# WHAT TO DO:
Search the records for "from" and copy each line that holds it.

# RECORDS SUPPLIED:
....
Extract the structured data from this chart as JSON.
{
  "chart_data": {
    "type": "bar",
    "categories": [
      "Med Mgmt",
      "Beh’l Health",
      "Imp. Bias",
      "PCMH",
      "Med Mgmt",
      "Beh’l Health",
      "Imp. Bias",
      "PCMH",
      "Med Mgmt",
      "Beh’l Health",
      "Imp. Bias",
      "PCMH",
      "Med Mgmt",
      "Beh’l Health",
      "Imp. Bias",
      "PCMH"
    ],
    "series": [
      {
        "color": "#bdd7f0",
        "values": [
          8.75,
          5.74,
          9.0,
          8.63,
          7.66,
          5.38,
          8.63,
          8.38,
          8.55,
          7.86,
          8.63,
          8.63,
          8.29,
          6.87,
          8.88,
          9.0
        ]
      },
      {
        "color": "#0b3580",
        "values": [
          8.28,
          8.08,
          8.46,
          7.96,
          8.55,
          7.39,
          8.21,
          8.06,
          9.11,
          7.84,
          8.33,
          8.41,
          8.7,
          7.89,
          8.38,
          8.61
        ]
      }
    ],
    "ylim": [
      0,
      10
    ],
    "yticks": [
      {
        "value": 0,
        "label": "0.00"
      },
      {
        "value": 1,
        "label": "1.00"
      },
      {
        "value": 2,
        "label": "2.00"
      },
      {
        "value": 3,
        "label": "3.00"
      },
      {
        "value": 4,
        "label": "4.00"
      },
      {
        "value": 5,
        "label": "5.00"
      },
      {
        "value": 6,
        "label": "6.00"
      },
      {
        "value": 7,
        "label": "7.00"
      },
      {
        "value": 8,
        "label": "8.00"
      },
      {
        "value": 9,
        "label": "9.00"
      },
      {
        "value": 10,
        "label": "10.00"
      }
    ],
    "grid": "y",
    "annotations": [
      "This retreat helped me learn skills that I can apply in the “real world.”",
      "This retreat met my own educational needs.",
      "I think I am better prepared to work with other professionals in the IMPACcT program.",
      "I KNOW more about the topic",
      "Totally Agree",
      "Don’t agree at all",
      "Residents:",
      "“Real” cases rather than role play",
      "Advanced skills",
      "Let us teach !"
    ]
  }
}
....
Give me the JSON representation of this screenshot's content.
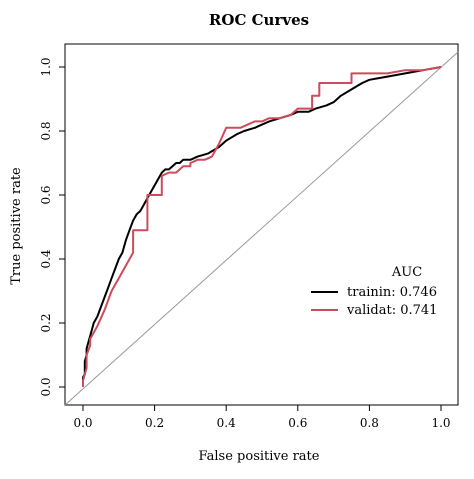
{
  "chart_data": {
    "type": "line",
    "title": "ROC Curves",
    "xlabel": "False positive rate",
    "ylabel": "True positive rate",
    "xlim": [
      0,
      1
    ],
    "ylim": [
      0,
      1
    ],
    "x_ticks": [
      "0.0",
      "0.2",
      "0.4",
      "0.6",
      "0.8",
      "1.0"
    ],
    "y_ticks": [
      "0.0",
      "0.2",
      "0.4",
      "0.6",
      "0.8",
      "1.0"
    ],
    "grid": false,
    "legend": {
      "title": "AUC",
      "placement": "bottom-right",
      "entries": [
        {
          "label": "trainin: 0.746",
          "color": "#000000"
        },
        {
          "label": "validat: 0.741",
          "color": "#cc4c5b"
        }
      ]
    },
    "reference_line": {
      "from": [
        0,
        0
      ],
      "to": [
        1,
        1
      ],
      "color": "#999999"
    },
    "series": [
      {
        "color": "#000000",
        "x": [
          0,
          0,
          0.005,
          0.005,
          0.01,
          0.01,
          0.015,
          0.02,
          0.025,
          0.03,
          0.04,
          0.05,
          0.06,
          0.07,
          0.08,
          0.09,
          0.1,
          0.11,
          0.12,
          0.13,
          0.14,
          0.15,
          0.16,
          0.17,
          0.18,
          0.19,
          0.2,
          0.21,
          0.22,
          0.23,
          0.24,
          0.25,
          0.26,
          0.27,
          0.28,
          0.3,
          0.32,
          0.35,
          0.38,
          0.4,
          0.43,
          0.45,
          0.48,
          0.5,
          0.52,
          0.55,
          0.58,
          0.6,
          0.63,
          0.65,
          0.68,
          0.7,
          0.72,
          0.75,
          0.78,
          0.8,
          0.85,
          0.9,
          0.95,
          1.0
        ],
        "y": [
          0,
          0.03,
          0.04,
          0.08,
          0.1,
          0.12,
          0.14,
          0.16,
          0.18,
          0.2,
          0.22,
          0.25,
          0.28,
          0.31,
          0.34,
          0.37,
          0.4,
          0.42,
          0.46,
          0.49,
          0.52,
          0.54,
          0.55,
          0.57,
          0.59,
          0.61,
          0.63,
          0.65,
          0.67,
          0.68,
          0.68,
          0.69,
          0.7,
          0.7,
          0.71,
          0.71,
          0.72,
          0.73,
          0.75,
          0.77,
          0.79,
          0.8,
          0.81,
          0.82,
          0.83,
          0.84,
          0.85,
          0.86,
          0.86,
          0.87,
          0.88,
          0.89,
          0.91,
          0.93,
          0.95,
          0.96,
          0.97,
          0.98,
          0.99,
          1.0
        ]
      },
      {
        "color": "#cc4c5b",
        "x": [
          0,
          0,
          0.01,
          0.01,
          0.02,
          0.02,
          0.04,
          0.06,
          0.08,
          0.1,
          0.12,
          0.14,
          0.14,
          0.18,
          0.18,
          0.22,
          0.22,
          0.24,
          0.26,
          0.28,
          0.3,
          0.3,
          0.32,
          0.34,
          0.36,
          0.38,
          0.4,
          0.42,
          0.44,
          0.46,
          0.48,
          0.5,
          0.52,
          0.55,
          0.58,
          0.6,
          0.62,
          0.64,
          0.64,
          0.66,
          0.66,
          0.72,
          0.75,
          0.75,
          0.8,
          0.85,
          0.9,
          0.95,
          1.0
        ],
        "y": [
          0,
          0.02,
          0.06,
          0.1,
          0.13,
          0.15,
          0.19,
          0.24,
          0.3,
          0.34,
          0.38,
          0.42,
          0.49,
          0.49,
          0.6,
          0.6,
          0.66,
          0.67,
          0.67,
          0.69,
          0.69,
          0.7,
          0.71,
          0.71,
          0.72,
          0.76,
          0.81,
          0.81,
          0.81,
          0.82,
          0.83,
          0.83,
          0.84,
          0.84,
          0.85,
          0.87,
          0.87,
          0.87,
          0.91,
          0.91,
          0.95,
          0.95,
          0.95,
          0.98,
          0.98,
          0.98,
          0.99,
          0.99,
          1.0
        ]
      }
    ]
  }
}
....
# FINAL RESULT:
Extract the structured data from this chart as JSON.
      "from": [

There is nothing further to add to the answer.